◆ Texto de origen:

┄┄┄┄┄┄┄┄┄┄┄┄┄┄┄┄┄┄┄┄

02/02/2026
Me cansé.
Esto lo escribí y lo compartí en mis historias de Instagram ().
Sinceramente, el arte no se limita y mucho menos se impone. No existe una única forma de ser artista ni de pararse sobre un escenario.
Si van a contratar artistas para luego exponerlos a la crítica en masa, mejor no los contraten.
Los músicos que critican públicamente a sus colegas —aunque sea “desde lo técnico” o desde el repertorio— en realidad están hablándole a sus propias paredes. ¿Y el respeto, dónde quedó? Todos quieren ser respetados, pero cuando el otro no actúa igual, molesta.
También hay un público que elige, decide y paga una entrada para ver a esos artistas. A ese público también se lo debe respetar. Muchas veces es la única oportunidad que tienen de acceder a determinados espectáculos que, de otro modo, no podrían ver.
Nadie quiere ver siempre lo mismo ni escuchar las mismas canciones desde hace 35 años.
Entiendo la tradición, la identidad, la historia… pero también creo que es necesario cambiar un poco el repertorio. Hay miles de artistas y, sin embargo, no más de veinte canciones que se repiten constantemente desde que nací.

┄┄┄┄┄┄┄┄┄┄┄┄┄┄┄┄┄┄┄┄

◆ Conjunto de datos:

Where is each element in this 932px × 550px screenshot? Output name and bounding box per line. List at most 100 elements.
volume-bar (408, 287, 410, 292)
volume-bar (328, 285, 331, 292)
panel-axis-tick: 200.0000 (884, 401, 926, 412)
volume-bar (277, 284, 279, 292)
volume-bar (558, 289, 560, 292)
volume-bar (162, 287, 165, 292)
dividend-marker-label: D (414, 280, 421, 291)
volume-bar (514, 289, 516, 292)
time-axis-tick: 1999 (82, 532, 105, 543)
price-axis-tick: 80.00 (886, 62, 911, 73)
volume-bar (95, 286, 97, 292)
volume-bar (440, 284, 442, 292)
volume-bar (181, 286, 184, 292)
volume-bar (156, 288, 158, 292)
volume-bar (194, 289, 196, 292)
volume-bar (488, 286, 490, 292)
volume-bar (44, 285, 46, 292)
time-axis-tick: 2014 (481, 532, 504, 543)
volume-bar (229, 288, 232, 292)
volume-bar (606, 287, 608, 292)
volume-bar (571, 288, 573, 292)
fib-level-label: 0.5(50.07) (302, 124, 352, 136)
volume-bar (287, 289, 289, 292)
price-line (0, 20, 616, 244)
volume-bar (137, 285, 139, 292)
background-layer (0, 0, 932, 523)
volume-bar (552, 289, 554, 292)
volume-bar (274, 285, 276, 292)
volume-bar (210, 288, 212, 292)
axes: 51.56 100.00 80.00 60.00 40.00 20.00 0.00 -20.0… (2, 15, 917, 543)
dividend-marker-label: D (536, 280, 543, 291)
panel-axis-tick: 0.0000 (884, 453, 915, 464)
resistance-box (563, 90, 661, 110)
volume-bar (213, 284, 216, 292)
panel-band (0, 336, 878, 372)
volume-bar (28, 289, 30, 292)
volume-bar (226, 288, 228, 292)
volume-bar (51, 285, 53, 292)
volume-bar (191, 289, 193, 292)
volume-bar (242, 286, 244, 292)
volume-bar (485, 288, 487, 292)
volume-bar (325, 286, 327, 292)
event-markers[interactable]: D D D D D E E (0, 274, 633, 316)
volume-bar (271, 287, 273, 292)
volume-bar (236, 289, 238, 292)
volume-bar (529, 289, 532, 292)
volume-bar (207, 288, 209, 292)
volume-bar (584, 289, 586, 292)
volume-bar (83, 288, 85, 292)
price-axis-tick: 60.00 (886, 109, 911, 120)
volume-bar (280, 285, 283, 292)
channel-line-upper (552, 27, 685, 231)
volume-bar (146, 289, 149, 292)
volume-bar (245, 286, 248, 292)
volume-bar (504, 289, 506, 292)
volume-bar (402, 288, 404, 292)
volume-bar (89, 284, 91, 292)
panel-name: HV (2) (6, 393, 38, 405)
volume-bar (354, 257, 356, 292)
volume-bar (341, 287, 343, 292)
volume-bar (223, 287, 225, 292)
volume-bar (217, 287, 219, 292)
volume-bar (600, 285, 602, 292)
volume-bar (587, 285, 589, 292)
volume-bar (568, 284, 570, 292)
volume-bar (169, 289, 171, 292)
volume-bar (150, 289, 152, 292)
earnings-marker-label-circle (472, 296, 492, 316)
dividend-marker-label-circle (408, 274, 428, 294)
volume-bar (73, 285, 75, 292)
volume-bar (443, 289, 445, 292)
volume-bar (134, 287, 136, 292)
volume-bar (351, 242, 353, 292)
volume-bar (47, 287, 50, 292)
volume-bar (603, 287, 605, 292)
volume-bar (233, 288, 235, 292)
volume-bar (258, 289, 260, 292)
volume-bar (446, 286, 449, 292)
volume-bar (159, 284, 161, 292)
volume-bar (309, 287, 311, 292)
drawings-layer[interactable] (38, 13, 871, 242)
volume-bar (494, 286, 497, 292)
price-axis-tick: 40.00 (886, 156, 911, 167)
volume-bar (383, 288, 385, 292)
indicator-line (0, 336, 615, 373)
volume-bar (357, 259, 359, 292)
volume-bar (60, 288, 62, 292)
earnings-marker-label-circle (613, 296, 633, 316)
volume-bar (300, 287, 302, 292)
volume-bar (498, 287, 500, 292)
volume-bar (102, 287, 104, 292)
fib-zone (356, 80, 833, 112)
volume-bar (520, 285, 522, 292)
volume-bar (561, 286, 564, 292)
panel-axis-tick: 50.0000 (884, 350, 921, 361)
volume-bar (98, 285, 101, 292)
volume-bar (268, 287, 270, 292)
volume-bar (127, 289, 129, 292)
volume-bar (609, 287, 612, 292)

┄┄┄┄┄┄┄┄┄┄┄┄┄┄┄┄┄┄┄┄

◆ Tarea a realizar:
Responda las siguientes preguntas a partir del texto sobre el respeto a los artistas:
1. ¿Dónde se compartió lo que se escribió?
2. ¿Qué se recomienda a quienes vayan a contratar artistas para luego exponerlos a la crítica en masa?
3. ¿Cuántas canciones, como máximo, se repiten constantemente según el texto?

◆ Respuesta del ejercicio:
1. En las historias de Instagram.
2. Que mejor no los contraten.
3. No más de veinte.